_The problem_: Find and return each line containing "JSON".

_Information given_:
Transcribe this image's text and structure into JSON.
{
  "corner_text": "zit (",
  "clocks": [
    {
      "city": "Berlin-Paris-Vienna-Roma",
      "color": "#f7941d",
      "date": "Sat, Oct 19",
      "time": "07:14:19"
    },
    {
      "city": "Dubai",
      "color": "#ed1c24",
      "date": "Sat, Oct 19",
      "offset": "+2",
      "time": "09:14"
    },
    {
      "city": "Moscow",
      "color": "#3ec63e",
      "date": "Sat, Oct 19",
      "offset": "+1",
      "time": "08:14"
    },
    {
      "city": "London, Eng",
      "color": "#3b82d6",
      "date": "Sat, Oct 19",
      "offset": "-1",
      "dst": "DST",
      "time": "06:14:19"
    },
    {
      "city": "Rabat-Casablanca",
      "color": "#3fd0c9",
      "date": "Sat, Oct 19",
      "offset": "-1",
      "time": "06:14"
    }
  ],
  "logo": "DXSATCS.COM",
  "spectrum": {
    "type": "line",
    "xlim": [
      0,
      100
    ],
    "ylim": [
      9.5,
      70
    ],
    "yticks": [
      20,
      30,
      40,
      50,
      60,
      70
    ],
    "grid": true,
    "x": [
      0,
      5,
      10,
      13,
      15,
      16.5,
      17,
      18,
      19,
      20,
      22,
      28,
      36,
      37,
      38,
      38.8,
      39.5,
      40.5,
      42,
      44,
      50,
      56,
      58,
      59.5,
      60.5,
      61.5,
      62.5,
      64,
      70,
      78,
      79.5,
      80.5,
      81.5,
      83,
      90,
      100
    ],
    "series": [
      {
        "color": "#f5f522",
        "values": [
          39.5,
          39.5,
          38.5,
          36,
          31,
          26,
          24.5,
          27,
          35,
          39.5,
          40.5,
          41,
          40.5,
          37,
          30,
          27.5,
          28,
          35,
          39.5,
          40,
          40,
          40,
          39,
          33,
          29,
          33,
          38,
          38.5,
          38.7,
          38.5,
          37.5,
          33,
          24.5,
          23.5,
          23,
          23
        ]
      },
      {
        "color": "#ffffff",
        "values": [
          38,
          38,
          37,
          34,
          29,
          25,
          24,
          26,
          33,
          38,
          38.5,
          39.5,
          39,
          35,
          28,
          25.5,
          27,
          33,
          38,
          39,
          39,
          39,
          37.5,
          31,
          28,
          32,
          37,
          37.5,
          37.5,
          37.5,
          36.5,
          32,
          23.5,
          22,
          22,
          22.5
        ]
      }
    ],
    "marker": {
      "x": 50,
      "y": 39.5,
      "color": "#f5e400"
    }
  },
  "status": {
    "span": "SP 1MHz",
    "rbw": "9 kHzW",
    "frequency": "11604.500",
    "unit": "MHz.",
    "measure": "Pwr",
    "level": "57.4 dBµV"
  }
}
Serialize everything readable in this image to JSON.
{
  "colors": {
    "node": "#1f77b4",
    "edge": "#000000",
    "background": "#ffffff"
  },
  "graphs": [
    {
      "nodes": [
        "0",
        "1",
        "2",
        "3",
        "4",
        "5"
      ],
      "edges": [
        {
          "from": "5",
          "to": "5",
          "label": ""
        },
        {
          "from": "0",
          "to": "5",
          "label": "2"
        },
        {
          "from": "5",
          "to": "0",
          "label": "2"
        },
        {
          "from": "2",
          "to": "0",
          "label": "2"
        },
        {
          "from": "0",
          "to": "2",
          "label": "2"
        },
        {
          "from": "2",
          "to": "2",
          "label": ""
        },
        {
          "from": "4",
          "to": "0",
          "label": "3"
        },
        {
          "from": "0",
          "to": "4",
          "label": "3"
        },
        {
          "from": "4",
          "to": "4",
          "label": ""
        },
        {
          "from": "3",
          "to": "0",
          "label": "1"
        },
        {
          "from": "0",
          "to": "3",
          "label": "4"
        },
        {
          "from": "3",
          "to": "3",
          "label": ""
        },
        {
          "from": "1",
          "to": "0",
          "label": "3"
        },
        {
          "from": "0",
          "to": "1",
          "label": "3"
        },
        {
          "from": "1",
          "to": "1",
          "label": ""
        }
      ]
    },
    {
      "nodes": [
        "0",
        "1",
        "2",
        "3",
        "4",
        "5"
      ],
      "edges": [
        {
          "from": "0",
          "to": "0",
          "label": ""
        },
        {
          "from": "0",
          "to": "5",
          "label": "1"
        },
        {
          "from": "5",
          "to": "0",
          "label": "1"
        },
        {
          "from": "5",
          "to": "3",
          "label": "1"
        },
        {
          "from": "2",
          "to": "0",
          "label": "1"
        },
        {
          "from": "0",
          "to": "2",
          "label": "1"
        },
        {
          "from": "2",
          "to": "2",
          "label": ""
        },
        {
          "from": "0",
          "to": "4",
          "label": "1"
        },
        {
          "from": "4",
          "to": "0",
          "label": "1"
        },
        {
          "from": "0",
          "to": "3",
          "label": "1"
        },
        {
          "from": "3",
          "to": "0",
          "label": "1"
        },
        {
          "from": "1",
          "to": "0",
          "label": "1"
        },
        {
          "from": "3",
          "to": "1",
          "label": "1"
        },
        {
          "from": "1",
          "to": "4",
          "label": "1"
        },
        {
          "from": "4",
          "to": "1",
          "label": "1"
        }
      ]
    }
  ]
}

_Solution to this task_:
Transcribe this image's text and structure into JSON.
Serialize everything readable in this image to JSON.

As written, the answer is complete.